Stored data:
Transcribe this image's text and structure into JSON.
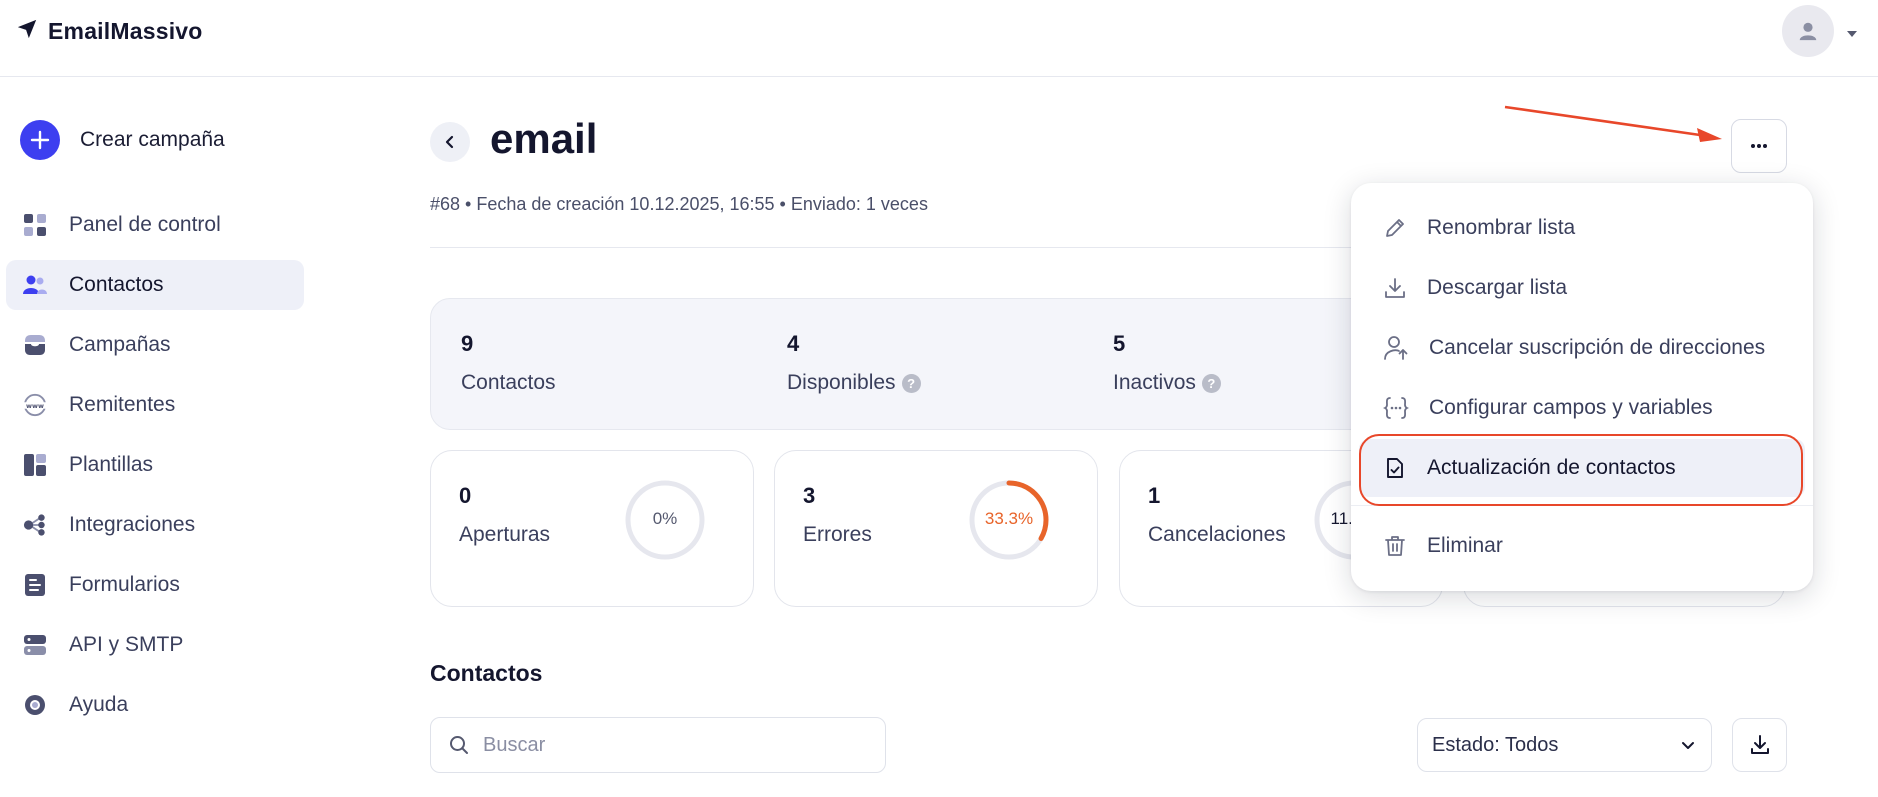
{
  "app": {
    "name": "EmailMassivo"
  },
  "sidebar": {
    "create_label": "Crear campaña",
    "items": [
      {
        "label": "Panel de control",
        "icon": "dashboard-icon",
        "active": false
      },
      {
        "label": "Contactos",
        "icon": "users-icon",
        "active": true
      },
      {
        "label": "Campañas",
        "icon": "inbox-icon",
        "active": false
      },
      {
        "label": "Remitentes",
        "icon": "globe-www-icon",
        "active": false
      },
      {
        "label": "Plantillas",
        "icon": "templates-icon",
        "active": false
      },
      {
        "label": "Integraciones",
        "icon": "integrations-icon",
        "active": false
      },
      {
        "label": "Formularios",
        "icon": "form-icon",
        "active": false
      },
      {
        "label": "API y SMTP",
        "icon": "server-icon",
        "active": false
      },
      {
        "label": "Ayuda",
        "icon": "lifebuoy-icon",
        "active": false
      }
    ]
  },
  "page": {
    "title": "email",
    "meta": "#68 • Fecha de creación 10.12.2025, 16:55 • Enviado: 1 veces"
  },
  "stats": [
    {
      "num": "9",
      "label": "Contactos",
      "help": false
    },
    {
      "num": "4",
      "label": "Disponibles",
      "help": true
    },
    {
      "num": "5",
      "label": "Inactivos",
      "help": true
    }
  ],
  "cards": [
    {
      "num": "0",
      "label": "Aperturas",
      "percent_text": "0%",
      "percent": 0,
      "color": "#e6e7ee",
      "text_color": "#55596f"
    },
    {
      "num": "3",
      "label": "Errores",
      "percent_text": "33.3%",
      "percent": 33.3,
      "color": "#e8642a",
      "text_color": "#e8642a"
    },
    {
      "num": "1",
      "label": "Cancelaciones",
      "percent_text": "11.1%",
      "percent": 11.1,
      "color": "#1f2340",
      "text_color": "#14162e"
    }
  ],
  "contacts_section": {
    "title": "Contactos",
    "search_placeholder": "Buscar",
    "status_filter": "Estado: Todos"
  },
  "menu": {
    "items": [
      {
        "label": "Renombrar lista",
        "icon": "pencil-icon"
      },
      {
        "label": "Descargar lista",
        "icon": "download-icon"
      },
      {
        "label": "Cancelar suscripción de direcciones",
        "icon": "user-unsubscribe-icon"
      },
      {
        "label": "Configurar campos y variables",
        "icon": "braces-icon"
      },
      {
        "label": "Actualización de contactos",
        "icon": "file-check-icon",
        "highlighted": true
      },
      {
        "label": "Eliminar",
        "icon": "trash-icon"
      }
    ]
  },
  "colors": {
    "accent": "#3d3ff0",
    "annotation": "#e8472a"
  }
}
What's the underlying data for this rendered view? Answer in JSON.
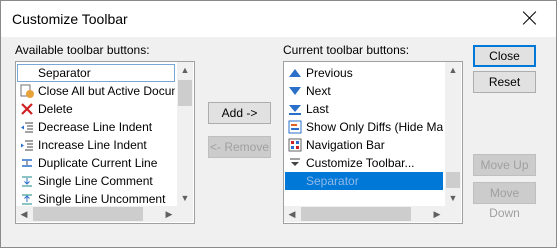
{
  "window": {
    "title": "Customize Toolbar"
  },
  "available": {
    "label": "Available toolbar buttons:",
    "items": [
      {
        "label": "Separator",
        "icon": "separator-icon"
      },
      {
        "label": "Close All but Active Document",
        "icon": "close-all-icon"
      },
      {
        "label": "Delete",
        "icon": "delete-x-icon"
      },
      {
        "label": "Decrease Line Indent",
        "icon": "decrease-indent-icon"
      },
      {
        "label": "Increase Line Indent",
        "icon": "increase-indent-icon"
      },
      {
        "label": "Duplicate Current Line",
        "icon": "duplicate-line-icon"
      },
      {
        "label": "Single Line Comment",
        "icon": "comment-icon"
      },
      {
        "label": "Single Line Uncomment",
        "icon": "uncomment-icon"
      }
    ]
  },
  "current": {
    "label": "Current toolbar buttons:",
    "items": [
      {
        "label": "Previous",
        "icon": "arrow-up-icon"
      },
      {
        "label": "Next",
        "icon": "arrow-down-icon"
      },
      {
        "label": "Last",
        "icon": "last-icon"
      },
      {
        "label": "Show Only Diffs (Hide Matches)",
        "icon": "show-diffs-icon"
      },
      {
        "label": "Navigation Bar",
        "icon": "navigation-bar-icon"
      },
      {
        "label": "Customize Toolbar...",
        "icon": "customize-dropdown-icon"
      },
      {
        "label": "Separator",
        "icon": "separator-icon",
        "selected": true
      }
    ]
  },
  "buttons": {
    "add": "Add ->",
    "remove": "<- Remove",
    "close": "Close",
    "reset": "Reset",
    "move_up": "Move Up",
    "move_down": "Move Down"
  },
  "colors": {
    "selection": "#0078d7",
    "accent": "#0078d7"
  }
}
...
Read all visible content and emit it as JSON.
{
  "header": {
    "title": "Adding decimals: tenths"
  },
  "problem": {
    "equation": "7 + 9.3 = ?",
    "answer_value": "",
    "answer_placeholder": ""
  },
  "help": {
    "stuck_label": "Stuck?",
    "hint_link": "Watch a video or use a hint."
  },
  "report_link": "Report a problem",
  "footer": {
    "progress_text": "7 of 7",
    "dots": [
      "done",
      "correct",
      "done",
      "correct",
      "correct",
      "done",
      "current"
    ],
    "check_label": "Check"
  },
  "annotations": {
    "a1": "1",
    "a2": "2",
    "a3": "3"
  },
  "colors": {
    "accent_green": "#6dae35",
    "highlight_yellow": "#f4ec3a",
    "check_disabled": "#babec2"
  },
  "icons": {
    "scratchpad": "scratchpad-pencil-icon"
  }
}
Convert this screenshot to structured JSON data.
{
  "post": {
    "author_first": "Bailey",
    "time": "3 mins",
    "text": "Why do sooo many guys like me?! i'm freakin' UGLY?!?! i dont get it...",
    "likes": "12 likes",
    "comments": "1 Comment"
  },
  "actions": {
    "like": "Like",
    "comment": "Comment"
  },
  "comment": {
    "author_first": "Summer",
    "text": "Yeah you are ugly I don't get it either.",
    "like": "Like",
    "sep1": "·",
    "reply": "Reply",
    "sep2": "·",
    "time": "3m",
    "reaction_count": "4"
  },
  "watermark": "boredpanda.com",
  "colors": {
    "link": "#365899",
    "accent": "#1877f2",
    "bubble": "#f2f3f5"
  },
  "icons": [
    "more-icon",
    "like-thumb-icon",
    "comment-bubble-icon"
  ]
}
==
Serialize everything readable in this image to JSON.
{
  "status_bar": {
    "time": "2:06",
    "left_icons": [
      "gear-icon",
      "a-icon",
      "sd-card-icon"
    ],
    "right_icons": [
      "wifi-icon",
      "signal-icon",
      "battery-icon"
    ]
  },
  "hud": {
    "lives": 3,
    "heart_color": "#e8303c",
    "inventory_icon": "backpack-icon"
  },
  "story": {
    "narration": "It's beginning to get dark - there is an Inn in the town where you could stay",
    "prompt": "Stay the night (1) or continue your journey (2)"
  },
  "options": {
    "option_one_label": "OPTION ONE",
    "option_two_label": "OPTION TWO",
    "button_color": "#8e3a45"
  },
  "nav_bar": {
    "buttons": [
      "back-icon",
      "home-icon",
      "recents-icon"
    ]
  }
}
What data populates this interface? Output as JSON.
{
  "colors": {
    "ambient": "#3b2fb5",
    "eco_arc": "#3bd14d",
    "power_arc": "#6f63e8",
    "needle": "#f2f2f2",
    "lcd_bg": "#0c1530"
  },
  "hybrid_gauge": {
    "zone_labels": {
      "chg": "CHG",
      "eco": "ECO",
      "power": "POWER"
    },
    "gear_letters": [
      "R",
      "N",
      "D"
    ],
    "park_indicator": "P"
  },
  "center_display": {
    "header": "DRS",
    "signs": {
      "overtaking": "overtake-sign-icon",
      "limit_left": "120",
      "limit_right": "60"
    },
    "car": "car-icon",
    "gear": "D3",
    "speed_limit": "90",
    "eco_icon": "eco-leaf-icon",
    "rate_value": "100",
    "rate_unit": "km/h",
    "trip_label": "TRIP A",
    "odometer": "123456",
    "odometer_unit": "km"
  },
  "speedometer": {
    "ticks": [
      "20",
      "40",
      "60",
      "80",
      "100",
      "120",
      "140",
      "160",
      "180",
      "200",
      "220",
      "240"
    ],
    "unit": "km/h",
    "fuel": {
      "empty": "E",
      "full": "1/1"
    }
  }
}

** The problem **
From the entries above, extract every line where the word "buttons" appears.

** Response to this exercise **
    "label": "Available toolbar buttons:",
    "label": "Current toolbar buttons:",
  "buttons": {
    "buttons": [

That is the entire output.